RECORDED INFORMATION:
#####

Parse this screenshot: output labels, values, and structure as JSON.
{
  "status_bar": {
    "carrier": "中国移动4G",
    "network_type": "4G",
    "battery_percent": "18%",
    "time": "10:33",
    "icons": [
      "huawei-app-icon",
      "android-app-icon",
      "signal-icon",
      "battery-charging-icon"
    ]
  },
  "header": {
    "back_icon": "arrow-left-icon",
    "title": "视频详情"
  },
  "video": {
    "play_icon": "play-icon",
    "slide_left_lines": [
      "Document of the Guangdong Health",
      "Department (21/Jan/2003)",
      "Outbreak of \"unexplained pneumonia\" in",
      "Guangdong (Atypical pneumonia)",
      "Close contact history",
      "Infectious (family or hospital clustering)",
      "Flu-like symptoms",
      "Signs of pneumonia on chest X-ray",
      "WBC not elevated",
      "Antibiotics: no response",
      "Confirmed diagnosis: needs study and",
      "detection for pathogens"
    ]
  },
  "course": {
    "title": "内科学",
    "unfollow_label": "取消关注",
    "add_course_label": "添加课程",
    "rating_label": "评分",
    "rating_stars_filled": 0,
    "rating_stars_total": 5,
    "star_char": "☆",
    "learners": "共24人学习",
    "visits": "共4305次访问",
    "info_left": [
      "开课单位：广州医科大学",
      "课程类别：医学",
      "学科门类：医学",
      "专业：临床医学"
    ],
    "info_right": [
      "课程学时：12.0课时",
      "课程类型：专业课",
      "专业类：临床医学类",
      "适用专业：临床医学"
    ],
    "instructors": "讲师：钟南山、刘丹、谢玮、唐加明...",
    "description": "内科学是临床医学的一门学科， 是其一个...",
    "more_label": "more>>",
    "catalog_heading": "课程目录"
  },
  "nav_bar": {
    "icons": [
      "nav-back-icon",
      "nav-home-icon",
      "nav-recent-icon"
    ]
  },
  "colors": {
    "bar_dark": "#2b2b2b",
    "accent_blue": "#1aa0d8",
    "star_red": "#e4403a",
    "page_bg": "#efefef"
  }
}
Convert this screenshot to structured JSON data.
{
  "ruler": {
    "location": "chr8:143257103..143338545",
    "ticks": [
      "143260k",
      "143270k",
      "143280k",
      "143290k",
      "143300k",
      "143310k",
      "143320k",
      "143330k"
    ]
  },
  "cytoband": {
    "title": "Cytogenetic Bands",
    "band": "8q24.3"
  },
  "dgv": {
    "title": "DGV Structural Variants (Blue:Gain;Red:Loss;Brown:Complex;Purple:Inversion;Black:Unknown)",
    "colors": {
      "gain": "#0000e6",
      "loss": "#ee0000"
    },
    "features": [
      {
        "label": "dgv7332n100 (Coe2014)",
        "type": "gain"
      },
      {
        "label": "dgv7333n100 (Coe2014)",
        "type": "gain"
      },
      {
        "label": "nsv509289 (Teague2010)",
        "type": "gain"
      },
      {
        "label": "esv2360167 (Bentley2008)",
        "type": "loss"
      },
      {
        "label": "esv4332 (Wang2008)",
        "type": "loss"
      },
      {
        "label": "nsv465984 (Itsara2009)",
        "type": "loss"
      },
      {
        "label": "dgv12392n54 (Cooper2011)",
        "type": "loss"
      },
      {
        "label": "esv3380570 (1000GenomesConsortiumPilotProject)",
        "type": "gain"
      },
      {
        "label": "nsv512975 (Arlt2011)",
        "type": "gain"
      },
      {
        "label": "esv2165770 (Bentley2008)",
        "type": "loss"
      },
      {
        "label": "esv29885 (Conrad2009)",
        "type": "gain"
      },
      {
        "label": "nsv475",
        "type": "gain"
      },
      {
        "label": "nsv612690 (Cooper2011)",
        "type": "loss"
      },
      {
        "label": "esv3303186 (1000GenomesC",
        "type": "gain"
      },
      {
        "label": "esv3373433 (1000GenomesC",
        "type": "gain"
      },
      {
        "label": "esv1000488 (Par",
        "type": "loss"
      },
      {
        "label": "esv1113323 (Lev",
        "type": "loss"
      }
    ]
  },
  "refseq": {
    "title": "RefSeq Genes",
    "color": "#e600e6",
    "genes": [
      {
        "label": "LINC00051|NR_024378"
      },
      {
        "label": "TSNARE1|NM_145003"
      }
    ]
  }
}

#####

WHAT YOU NEED TO DO: Each entry above must be repeated word for word.

ANSWER BELOW:
Parse this screenshot: output labels, values, and structure as JSON.
{
  "status_bar": {
    "carrier": "中国移动4G",
    "network_type": "4G",
    "battery_percent": "18%",
    "time": "10:33",
    "icons": [
      "huawei-app-icon",
      "android-app-icon",
      "signal-icon",
      "battery-charging-icon"
    ]
  },
  "header": {
    "back_icon": "arrow-left-icon",
    "title": "视频详情"
  },
  "video": {
    "play_icon": "play-icon",
    "slide_left_lines": [
      "Document of the Guangdong Health",
      "Department (21/Jan/2003)",
      "Outbreak of \"unexplained pneumonia\" in",
      "Guangdong (Atypical pneumonia)",
      "Close contact history",
      "Infectious (family or hospital clustering)",
      "Flu-like symptoms",
      "Signs of pneumonia on chest X-ray",
      "WBC not elevated",
      "Antibiotics: no response",
      "Confirmed diagnosis: needs study and",
      "detection for pathogens"
    ]
  },
  "course": {
    "title": "内科学",
    "unfollow_label": "取消关注",
    "add_course_label": "添加课程",
    "rating_label": "评分",
    "rating_stars_filled": 0,
    "rating_stars_total": 5,
    "star_char": "☆",
    "learners": "共24人学习",
    "visits": "共4305次访问",
    "info_left": [
      "开课单位：广州医科大学",
      "课程类别：医学",
      "学科门类：医学",
      "专业：临床医学"
    ],
    "info_right": [
      "课程学时：12.0课时",
      "课程类型：专业课",
      "专业类：临床医学类",
      "适用专业：临床医学"
    ],
    "instructors": "讲师：钟南山、刘丹、谢玮、唐加明...",
    "description": "内科学是临床医学的一门学科， 是其一个...",
    "more_label": "more>>",
    "catalog_heading": "课程目录"
  },
  "nav_bar": {
    "icons": [
      "nav-back-icon",
      "nav-home-icon",
      "nav-recent-icon"
    ]
  },
  "colors": {
    "bar_dark": "#2b2b2b",
    "accent_blue": "#1aa0d8",
    "star_red": "#e4403a",
    "page_bg": "#efefef"
  }
}
Convert this screenshot to structured JSON data.
{
  "ruler": {
    "location": "chr8:143257103..143338545",
    "ticks": [
      "143260k",
      "143270k",
      "143280k",
      "143290k",
      "143300k",
      "143310k",
      "143320k",
      "143330k"
    ]
  },
  "cytoband": {
    "title": "Cytogenetic Bands",
    "band": "8q24.3"
  },
  "dgv": {
    "title": "DGV Structural Variants (Blue:Gain;Red:Loss;Brown:Complex;Purple:Inversion;Black:Unknown)",
    "colors": {
      "gain": "#0000e6",
      "loss": "#ee0000"
    },
    "features": [
      {
        "label": "dgv7332n100 (Coe2014)",
        "type": "gain"
      },
      {
        "label": "dgv7333n100 (Coe2014)",
        "type": "gain"
      },
      {
        "label": "nsv509289 (Teague2010)",
        "type": "gain"
      },
      {
        "label": "esv2360167 (Bentley2008)",
        "type": "loss"
      },
      {
        "label": "esv4332 (Wang2008)",
        "type": "loss"
      },
      {
        "label": "nsv465984 (Itsara2009)",
        "type": "loss"
      },
      {
        "label": "dgv12392n54 (Cooper2011)",
        "type": "loss"
      },
      {
        "label": "esv3380570 (1000GenomesConsortiumPilotProject)",
        "type": "gain"
      },
      {
        "label": "nsv512975 (Arlt2011)",
        "type": "gain"
      },
      {
        "label": "esv2165770 (Bentley2008)",
        "type": "loss"
      },
      {
        "label": "esv29885 (Conrad2009)",
        "type": "gain"
      },
      {
        "label": "nsv475",
        "type": "gain"
      },
      {
        "label": "nsv612690 (Cooper2011)",
        "type": "loss"
      },
      {
        "label": "esv3303186 (1000GenomesC",
        "type": "gain"
      },
      {
        "label": "esv3373433 (1000GenomesC",
        "type": "gain"
      },
      {
        "label": "esv1000488 (Par",
        "type": "loss"
      },
      {
        "label": "esv1113323 (Lev",
        "type": "loss"
      }
    ]
  },
  "refseq": {
    "title": "RefSeq Genes",
    "color": "#e600e6",
    "genes": [
      {
        "label": "LINC00051|NR_024378"
      },
      {
        "label": "TSNARE1|NM_145003"
      }
    ]
  }
}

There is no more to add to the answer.